SET EXERCISE: Copy the data that follows, character for character, minus the pictures.

(Saved data entries)
-- Begin --
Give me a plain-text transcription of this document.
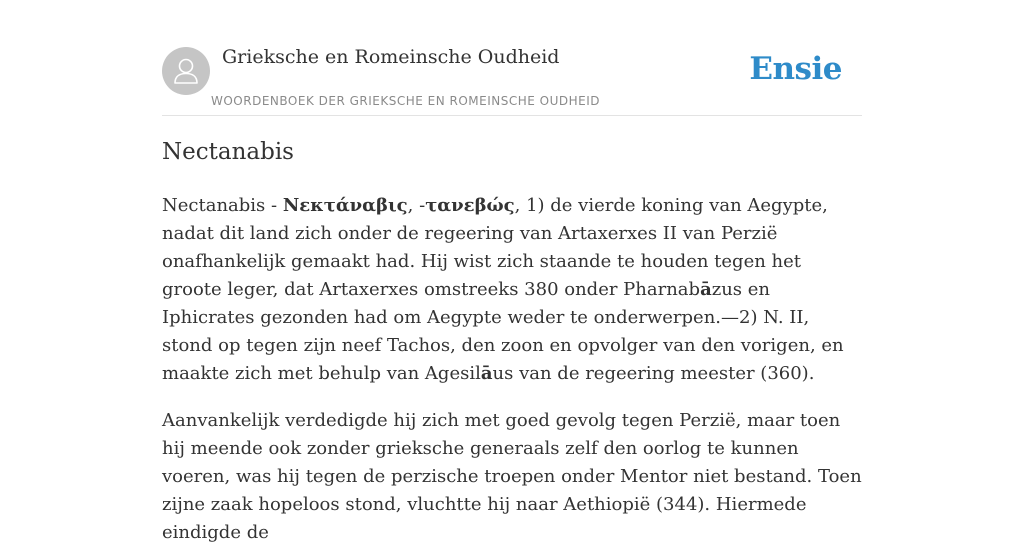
Grieksche en Romeinsche Oudheid
WOORDENBOEK DER GRIEKSCHE EN ROMEINSCHE OUDHEID
Ensie
Nectanabis

Nectanabis - Νεκτάναβις, -τανεβώς, 1) de vierde koning van Aegypte, nadat dit land zich onder de regeering van Artaxerxes II van Perzië onafhankelijk gemaakt had. Hij wist zich staande te houden tegen het groote leger, dat Artaxerxes omstreeks 380 onder Pharnabāzus en Iphicrates gezonden had om Aegypte weder te onderwerpen.—2) N. II, stond op tegen zijn neef Tachos, den zoon en opvolger van den vorigen, en maakte zich met behulp van Agesilāus van de regeering meester (360).

Aanvankelijk verdedigde hij zich met goed gevolg tegen Perzië, maar toen hij meende ook zonder grieksche generaals zelf den oorlog te kunnen voeren, was hij tegen de perzische troepen onder Mentor niet bestand. Toen zijne zaak hopeloos stond, vluchtte hij naar Aethiopië (344). Hiermede eindigde de
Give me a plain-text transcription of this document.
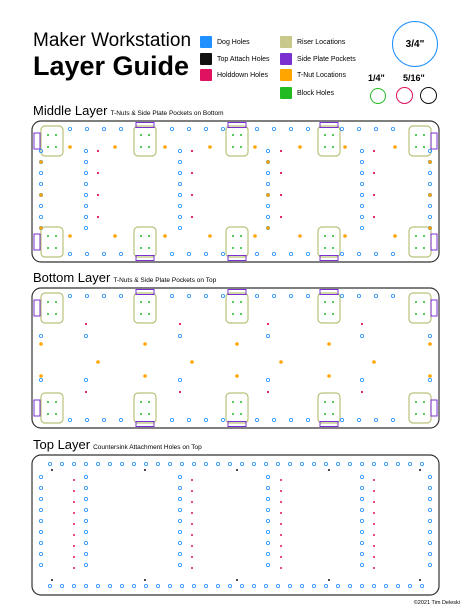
Maker Workstation
Layer Guide
Dog Holes
Top Attach Holes
Holddown Holes
Riser Locations
Side Plate Pockets
T-Nut Locations
Block Holes
3/4"
1/4" 5/16"
Middle Layer T-Nuts & Side Plate Pockets on Bottom
Bottom Layer T-Nuts & Side Plate Pockets on Top
Top Layer Countersink Attachment Holes on Top
©2021 Tim Deleski
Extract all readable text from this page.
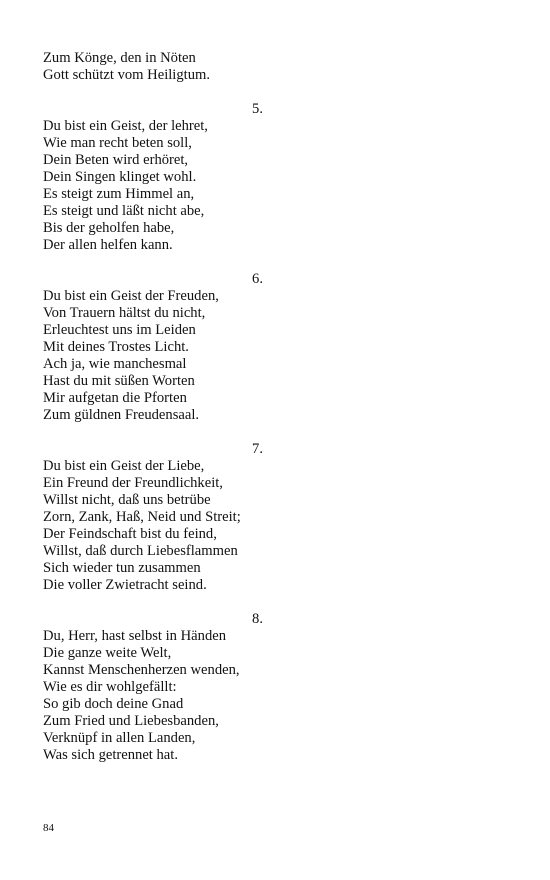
Zum Könge, den in Nöten
Gott schützt vom Heiligtum.
5.
Du bist ein Geist, der lehret,
Wie man recht beten soll,
Dein Beten wird erhöret,
Dein Singen klinget wohl.
Es steigt zum Himmel an,
Es steigt und läßt nicht abe,
Bis der geholfen habe,
Der allen helfen kann.
6.
Du bist ein Geist der Freuden,
Von Trauern hältst du nicht,
Erleuchtest uns im Leiden
Mit deines Trostes Licht.
Ach ja, wie manchesmal
Hast du mit süßen Worten
Mir aufgetan die Pforten
Zum güldnen Freudensaal.
7.
Du bist ein Geist der Liebe,
Ein Freund der Freundlichkeit,
Willst nicht, daß uns betrübe
Zorn, Zank, Haß, Neid und Streit;
Der Feindschaft bist du feind,
Willst, daß durch Liebesflammen
Sich wieder tun zusammen
Die voller Zwietracht seind.
8.
Du, Herr, hast selbst in Händen
Die ganze weite Welt,
Kannst Menschenherzen wenden,
Wie es dir wohlgefällt:
So gib doch deine Gnad
Zum Fried und Liebesbanden,
Verknüpf in allen Landen,
Was sich getrennet hat.
84
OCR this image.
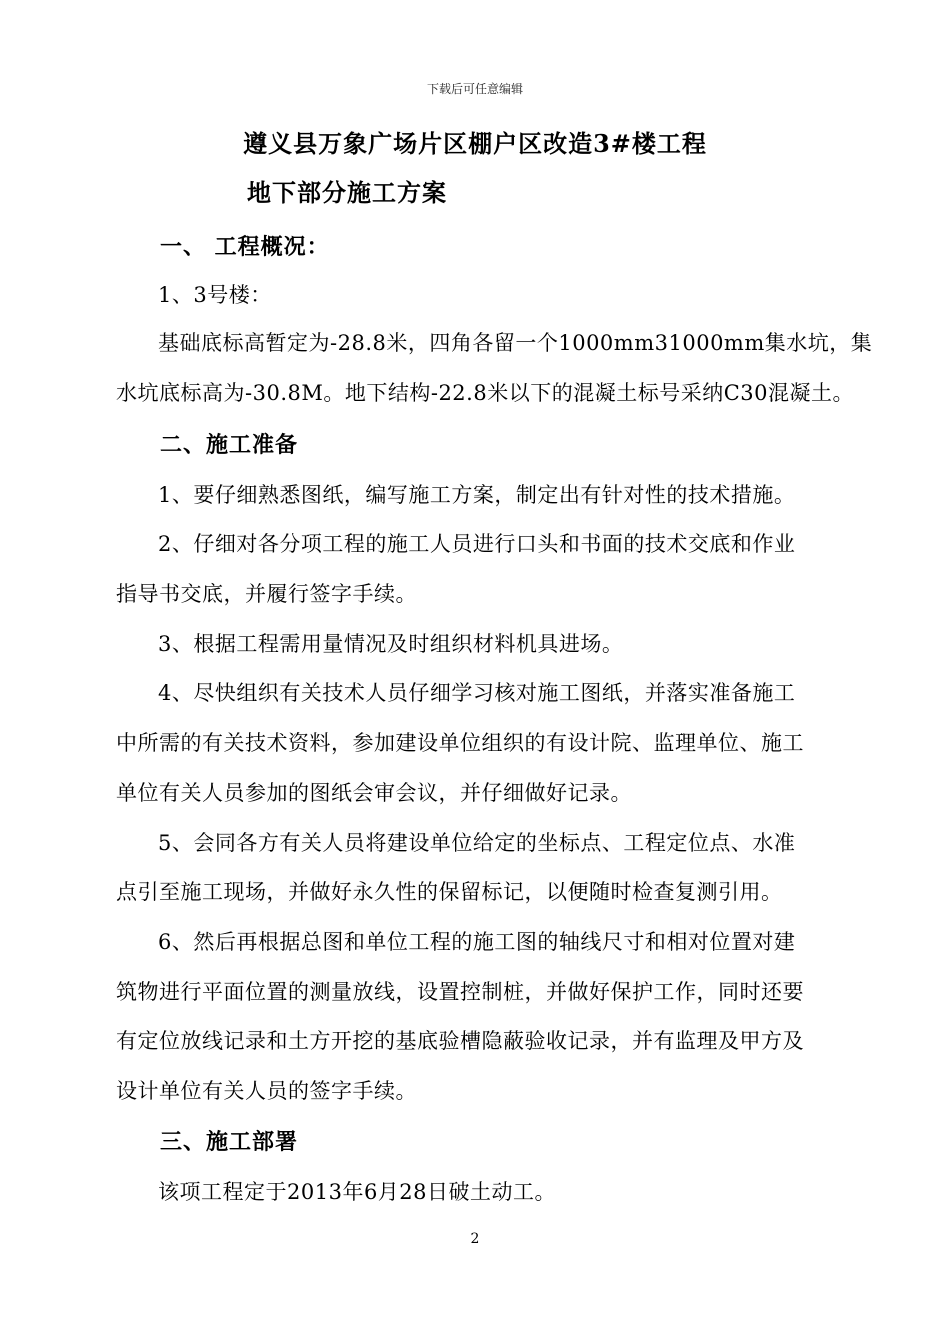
下载后可任意编辑
遵义县万象广场片区棚户区改造3#楼工程
地下部分施工方案
一、 工程概况：
1、3号楼：
基础底标高暂定为-28.8米，四角各留一个1000mm31000mm集水坑，集
水坑底标高为-30.8M。地下结构-22.8米以下的混凝土标号采纳C30混凝土。
二、施工准备
1、要仔细熟悉图纸，编写施工方案，制定出有针对性的技术措施。
2、仔细对各分项工程的施工人员进行口头和书面的技术交底和作业
指导书交底，并履行签字手续。
3、根据工程需用量情况及时组织材料机具进场。
4、尽快组织有关技术人员仔细学习核对施工图纸，并落实准备施工
中所需的有关技术资料，参加建设单位组织的有设计院、监理单位、施工
单位有关人员参加的图纸会审会议，并仔细做好记录。
5、会同各方有关人员将建设单位给定的坐标点、工程定位点、水准
点引至施工现场，并做好永久性的保留标记，以便随时检查复测引用。
6、然后再根据总图和单位工程的施工图的轴线尺寸和相对位置对建
筑物进行平面位置的测量放线，设置控制桩，并做好保护工作，同时还要
有定位放线记录和土方开挖的基底验槽隐蔽验收记录，并有监理及甲方及
设计单位有关人员的签字手续。
三、施工部署
该项工程定于2013年6月28日破土动工。
2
-- End --
REPLY:
Give me a plain-text transcription of this document.
Grieksche en Romeinsche Oudheid
WOORDENBOEK DER GRIEKSCHE EN ROMEINSCHE OUDHEID
Ensie
Nectanabis

Nectanabis - Νεκτάναβις, -τανεβώς, 1) de vierde koning van Aegypte, nadat dit land zich onder de regeering van Artaxerxes II van Perzië onafhankelijk gemaakt had. Hij wist zich staande te houden tegen het groote leger, dat Artaxerxes omstreeks 380 onder Pharnabāzus en Iphicrates gezonden had om Aegypte weder te onderwerpen.—2) N. II, stond op tegen zijn neef Tachos, den zoon en opvolger van den vorigen, en maakte zich met behulp van Agesilāus van de regeering meester (360).

Aanvankelijk verdedigde hij zich met goed gevolg tegen Perzië, maar toen hij meende ook zonder grieksche generaals zelf den oorlog te kunnen voeren, was hij tegen de perzische troepen onder Mentor niet bestand. Toen zijne zaak hopeloos stond, vluchtte hij naar Aethiopië (344). Hiermede eindigde de
Give me a plain-text transcription of this document.
Maker Workstation
Layer Guide
Dog Holes
Top Attach Holes
Holddown Holes
Riser Locations
Side Plate Pockets
T-Nut Locations
Block Holes
3/4"
1/4" 5/16"
Middle Layer T-Nuts & Side Plate Pockets on Bottom
Bottom Layer T-Nuts & Side Plate Pockets on Top
Top Layer Countersink Attachment Holes on Top
©2021 Tim Deleski
Extract all readable text from this page.
Zum Könge, den in Nöten
Gott schützt vom Heiligtum.
5.
Du bist ein Geist, der lehret,
Wie man recht beten soll,
Dein Beten wird erhöret,
Dein Singen klinget wohl.
Es steigt zum Himmel an,
Es steigt und läßt nicht abe,
Bis der geholfen habe,
Der allen helfen kann.
6.
Du bist ein Geist der Freuden,
Von Trauern hältst du nicht,
Erleuchtest uns im Leiden
Mit deines Trostes Licht.
Ach ja, wie manchesmal
Hast du mit süßen Worten
Mir aufgetan die Pforten
Zum güldnen Freudensaal.
7.
Du bist ein Geist der Liebe,
Ein Freund der Freundlichkeit,
Willst nicht, daß uns betrübe
Zorn, Zank, Haß, Neid und Streit;
Der Feindschaft bist du feind,
Willst, daß durch Liebesflammen
Sich wieder tun zusammen
Die voller Zwietracht seind.
8.
Du, Herr, hast selbst in Händen
Die ganze weite Welt,
Kannst Menschenherzen wenden,
Wie es dir wohlgefällt:
So gib doch deine Gnad
Zum Fried und Liebesbanden,
Verknüpf in allen Landen,
Was sich getrennet hat.
84
OCR this image.
下载后可任意编辑
遵义县万象广场片区棚户区改造3#楼工程
地下部分施工方案
一、 工程概况：
1、3号楼：
基础底标高暂定为-28.8米，四角各留一个1000mm31000mm集水坑，集
水坑底标高为-30.8M。地下结构-22.8米以下的混凝土标号采纳C30混凝土。
二、施工准备
1、要仔细熟悉图纸，编写施工方案，制定出有针对性的技术措施。
2、仔细对各分项工程的施工人员进行口头和书面的技术交底和作业
指导书交底，并履行签字手续。
3、根据工程需用量情况及时组织材料机具进场。
4、尽快组织有关技术人员仔细学习核对施工图纸，并落实准备施工
中所需的有关技术资料，参加建设单位组织的有设计院、监理单位、施工
单位有关人员参加的图纸会审会议，并仔细做好记录。
5、会同各方有关人员将建设单位给定的坐标点、工程定位点、水准
点引至施工现场，并做好永久性的保留标记，以便随时检查复测引用。
6、然后再根据总图和单位工程的施工图的轴线尺寸和相对位置对建
筑物进行平面位置的测量放线，设置控制桩，并做好保护工作，同时还要
有定位放线记录和土方开挖的基底验槽隐蔽验收记录，并有监理及甲方及
设计单位有关人员的签字手续。
三、施工部署
该项工程定于2013年6月28日破土动工。
2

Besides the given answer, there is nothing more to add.